_Data section_
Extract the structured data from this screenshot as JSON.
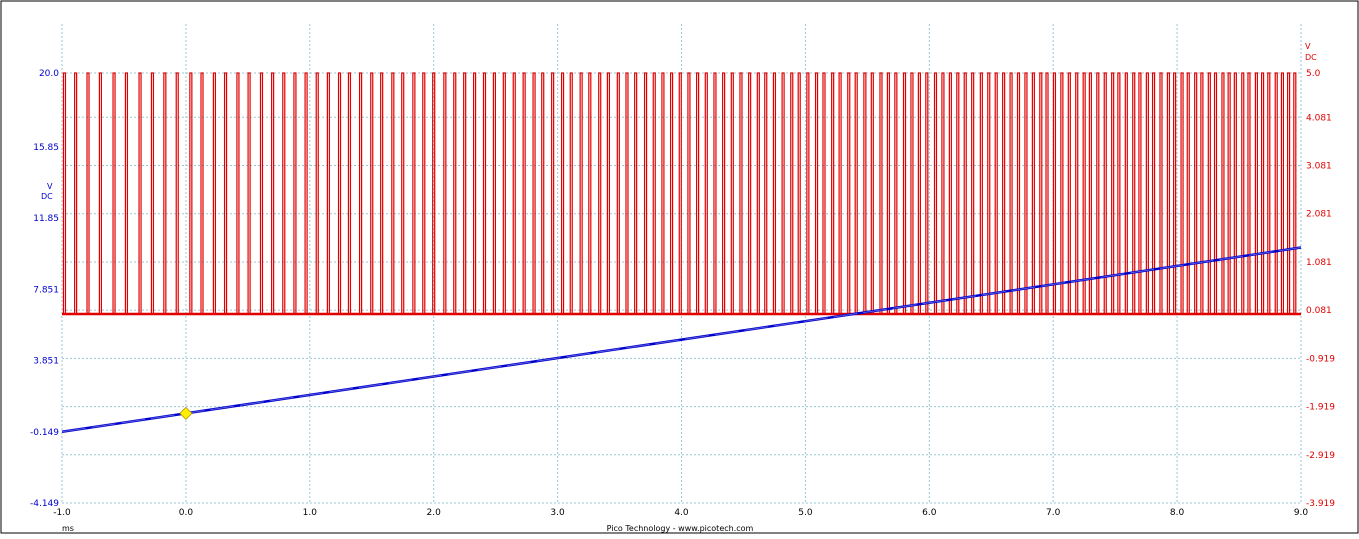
{
  "chart_data": {
    "type": "line",
    "x_unit": "ms",
    "footer_text": "Pico Technology - www.picotech.com",
    "x_ticks": [
      "-1.0",
      "0.0",
      "1.0",
      "2.0",
      "3.0",
      "4.0",
      "5.0",
      "6.0",
      "7.0",
      "8.0",
      "9.0"
    ],
    "xlim": [
      -1.0,
      9.0
    ],
    "left_axis": {
      "unit": "V",
      "coupling": "DC",
      "color": "#0000cc",
      "ticks": [
        "20.0",
        "15.85",
        "11.85",
        "7.851",
        "3.851",
        "-0.149",
        "-4.149"
      ],
      "ylim": [
        -4.149,
        20.0
      ]
    },
    "right_axis": {
      "unit": "V",
      "coupling": "DC",
      "color": "#e00000",
      "ticks": [
        "5.0",
        "4.081",
        "3.081",
        "2.081",
        "1.081",
        "0.081",
        "-0.919",
        "-1.919",
        "-2.919",
        "-3.919"
      ],
      "ylim": [
        -3.919,
        5.0
      ]
    },
    "grid": true,
    "series": [
      {
        "color": "#e00000",
        "axis": "right",
        "kind": "pulse_train",
        "low": 0.0,
        "high": 5.0,
        "pulse_times": [
          -0.98,
          -0.89,
          -0.79,
          -0.69,
          -0.58,
          -0.48,
          -0.37,
          -0.27,
          -0.17,
          -0.07,
          0.04,
          0.13,
          0.23,
          0.32,
          0.42,
          0.51,
          0.61,
          0.7,
          0.79,
          0.88,
          0.97,
          1.06,
          1.15,
          1.24,
          1.32,
          1.41,
          1.5,
          1.58,
          1.67,
          1.75,
          1.84,
          1.92,
          2.0,
          2.09,
          2.17,
          2.25,
          2.33,
          2.41,
          2.49,
          2.57,
          2.65,
          2.73,
          2.81,
          2.88,
          2.96,
          3.04,
          3.11,
          3.19,
          3.26,
          3.34,
          3.41,
          3.49,
          3.56,
          3.63,
          3.71,
          3.78,
          3.85,
          3.92,
          3.99,
          4.06,
          4.13,
          4.2,
          4.27,
          4.34,
          4.41,
          4.48,
          4.55,
          4.62,
          4.68,
          4.75,
          4.82,
          4.89,
          4.95,
          5.02,
          5.09,
          5.15,
          5.22,
          5.28,
          5.35,
          5.41,
          5.48,
          5.54,
          5.61,
          5.67,
          5.73,
          5.8,
          5.86,
          5.92,
          5.98,
          6.05,
          6.11,
          6.17,
          6.23,
          6.29,
          6.35,
          6.42,
          6.48,
          6.54,
          6.6,
          6.66,
          6.72,
          6.78,
          6.84,
          6.9,
          6.95,
          7.01,
          7.07,
          7.13,
          7.19,
          7.25,
          7.3,
          7.36,
          7.42,
          7.48,
          7.53,
          7.59,
          7.65,
          7.7,
          7.76,
          7.81,
          7.87,
          7.93,
          7.98,
          8.04,
          8.09,
          8.15,
          8.2,
          8.26,
          8.31,
          8.37,
          8.42,
          8.47,
          8.53,
          8.58,
          8.64,
          8.69,
          8.74,
          8.8,
          8.85,
          8.9,
          8.95
        ]
      },
      {
        "color": "#0000cc",
        "axis": "left",
        "kind": "line",
        "x": [
          -1.0,
          9.0
        ],
        "y": [
          -0.149,
          10.2
        ]
      }
    ],
    "trigger_marker": {
      "x": 0.0,
      "color": "#ffee00"
    }
  }
}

_Exercise requirements_
Without including any pictures, reproduce the listing exactly.

_Response below_
Extract the structured data from this screenshot as JSON.
{
  "chart_data": {
    "type": "line",
    "x_unit": "ms",
    "footer_text": "Pico Technology - www.picotech.com",
    "x_ticks": [
      "-1.0",
      "0.0",
      "1.0",
      "2.0",
      "3.0",
      "4.0",
      "5.0",
      "6.0",
      "7.0",
      "8.0",
      "9.0"
    ],
    "xlim": [
      -1.0,
      9.0
    ],
    "left_axis": {
      "unit": "V",
      "coupling": "DC",
      "color": "#0000cc",
      "ticks": [
        "20.0",
        "15.85",
        "11.85",
        "7.851",
        "3.851",
        "-0.149",
        "-4.149"
      ],
      "ylim": [
        -4.149,
        20.0
      ]
    },
    "right_axis": {
      "unit": "V",
      "coupling": "DC",
      "color": "#e00000",
      "ticks": [
        "5.0",
        "4.081",
        "3.081",
        "2.081",
        "1.081",
        "0.081",
        "-0.919",
        "-1.919",
        "-2.919",
        "-3.919"
      ],
      "ylim": [
        -3.919,
        5.0
      ]
    },
    "grid": true,
    "series": [
      {
        "color": "#e00000",
        "axis": "right",
        "kind": "pulse_train",
        "low": 0.0,
        "high": 5.0,
        "pulse_times": [
          -0.98,
          -0.89,
          -0.79,
          -0.69,
          -0.58,
          -0.48,
          -0.37,
          -0.27,
          -0.17,
          -0.07,
          0.04,
          0.13,
          0.23,
          0.32,
          0.42,
          0.51,
          0.61,
          0.7,
          0.79,
          0.88,
          0.97,
          1.06,
          1.15,
          1.24,
          1.32,
          1.41,
          1.5,
          1.58,
          1.67,
          1.75,
          1.84,
          1.92,
          2.0,
          2.09,
          2.17,
          2.25,
          2.33,
          2.41,
          2.49,
          2.57,
          2.65,
          2.73,
          2.81,
          2.88,
          2.96,
          3.04,
          3.11,
          3.19,
          3.26,
          3.34,
          3.41,
          3.49,
          3.56,
          3.63,
          3.71,
          3.78,
          3.85,
          3.92,
          3.99,
          4.06,
          4.13,
          4.2,
          4.27,
          4.34,
          4.41,
          4.48,
          4.55,
          4.62,
          4.68,
          4.75,
          4.82,
          4.89,
          4.95,
          5.02,
          5.09,
          5.15,
          5.22,
          5.28,
          5.35,
          5.41,
          5.48,
          5.54,
          5.61,
          5.67,
          5.73,
          5.8,
          5.86,
          5.92,
          5.98,
          6.05,
          6.11,
          6.17,
          6.23,
          6.29,
          6.35,
          6.42,
          6.48,
          6.54,
          6.6,
          6.66,
          6.72,
          6.78,
          6.84,
          6.9,
          6.95,
          7.01,
          7.07,
          7.13,
          7.19,
          7.25,
          7.3,
          7.36,
          7.42,
          7.48,
          7.53,
          7.59,
          7.65,
          7.7,
          7.76,
          7.81,
          7.87,
          7.93,
          7.98,
          8.04,
          8.09,
          8.15,
          8.2,
          8.26,
          8.31,
          8.37,
          8.42,
          8.47,
          8.53,
          8.58,
          8.64,
          8.69,
          8.74,
          8.8,
          8.85,
          8.9,
          8.95
        ]
      },
      {
        "color": "#0000cc",
        "axis": "left",
        "kind": "line",
        "x": [
          -1.0,
          9.0
        ],
        "y": [
          -0.149,
          10.2
        ]
      }
    ],
    "trigger_marker": {
      "x": 0.0,
      "color": "#ffee00"
    }
  }
}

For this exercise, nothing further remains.